EXERCISE AIM:
Render every row below as a numbered list, skipping blank lines and leaving out the pictures.

═══

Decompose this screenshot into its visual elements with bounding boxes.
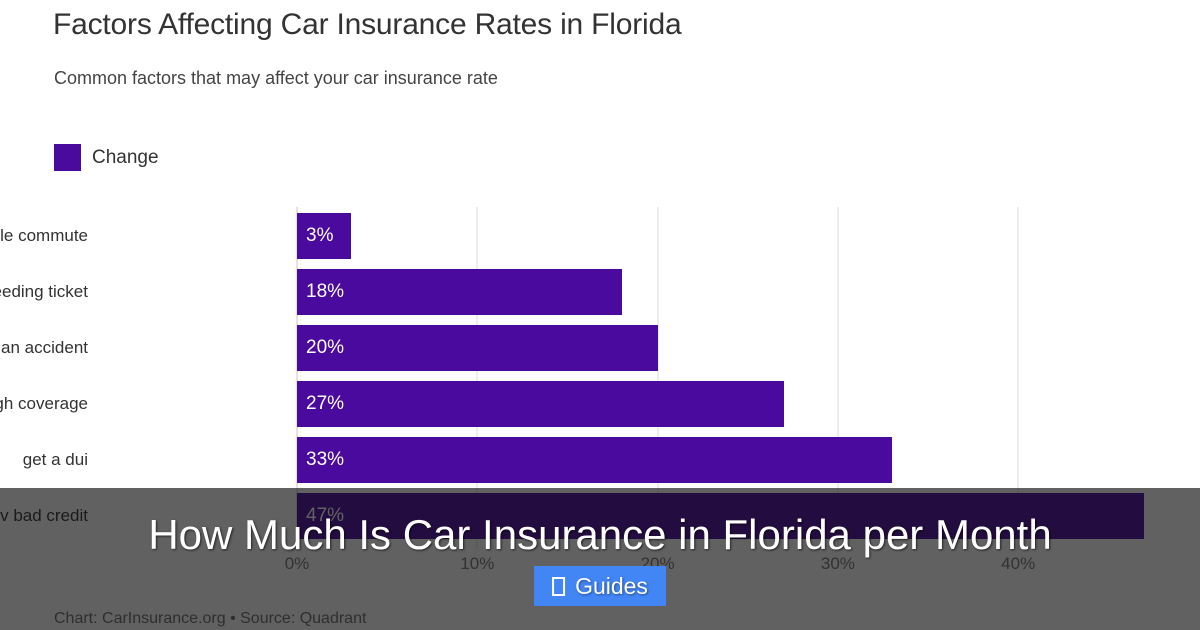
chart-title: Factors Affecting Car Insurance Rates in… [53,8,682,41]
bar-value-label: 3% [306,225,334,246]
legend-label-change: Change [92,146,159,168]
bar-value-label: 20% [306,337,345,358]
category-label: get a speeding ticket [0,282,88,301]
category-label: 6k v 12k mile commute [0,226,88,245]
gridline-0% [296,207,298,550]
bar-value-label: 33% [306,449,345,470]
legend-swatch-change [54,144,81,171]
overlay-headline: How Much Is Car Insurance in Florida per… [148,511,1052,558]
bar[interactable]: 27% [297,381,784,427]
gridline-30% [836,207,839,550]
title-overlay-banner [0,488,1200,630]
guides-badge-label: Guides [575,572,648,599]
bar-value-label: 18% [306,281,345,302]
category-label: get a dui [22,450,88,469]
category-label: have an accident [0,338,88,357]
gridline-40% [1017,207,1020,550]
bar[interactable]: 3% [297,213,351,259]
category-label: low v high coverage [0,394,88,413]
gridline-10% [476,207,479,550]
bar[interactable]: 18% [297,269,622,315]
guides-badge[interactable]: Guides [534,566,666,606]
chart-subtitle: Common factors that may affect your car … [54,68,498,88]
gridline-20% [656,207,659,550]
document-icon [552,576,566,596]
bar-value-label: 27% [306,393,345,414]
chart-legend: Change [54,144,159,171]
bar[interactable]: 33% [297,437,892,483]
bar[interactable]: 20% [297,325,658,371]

═══

ANSWER TO THIS TASK:
1. Decompose this screenshot into its visual elements with bounding boxes.
2. chart-title: Factors Affecting Car Insurance Rates in… [53,8,682,41]
3. bar-value-label: 3% [306,225,334,246]
4. legend-label-change: Change [92,146,159,168]
5. bar-value-label: 20% [306,337,345,358]
6. category-label: get a speeding ticket [0,282,88,301]
7. category-label: 6k v 12k mile commute [0,226,88,245]
8. gridline-0% [296,207,298,550]
9. bar-value-label: 33% [306,449,345,470]
10. legend-swatch-change [54,144,81,171]
11. overlay-headline: How Much Is Car Insurance in Florida per… [148,511,1052,558]
12. bar[interactable]: 27% [297,381,784,427]
13. gridline-30% [836,207,839,550]
14. title-overlay-banner [0,488,1200,630]
15. guides-badge-label: Guides [575,572,648,599]
16. bar-value-label: 18% [306,281,345,302]
17. category-label: get a dui [22,450,88,469]
18. category-label: have an accident [0,338,88,357]
19. gridline-40% [1017,207,1020,550]
20. bar[interactable]: 3% [297,213,351,259]
21. category-label: low v high coverage [0,394,88,413]
22. gridline-10% [476,207,479,550]
23. bar[interactable]: 18% [297,269,622,315]
24. guides-badge[interactable]: Guides [534,566,666,606]
25. chart-subtitle: Common factors that may affect your car … [54,68,498,88]
26. gridline-20% [656,207,659,550]
27. document-icon [552,576,566,596]
28. bar-value-label: 27% [306,393,345,414]
29. chart-legend: Change [54,144,159,171]
30. bar[interactable]: 33% [297,437,892,483]
31. bar[interactable]: 20% [297,325,658,371]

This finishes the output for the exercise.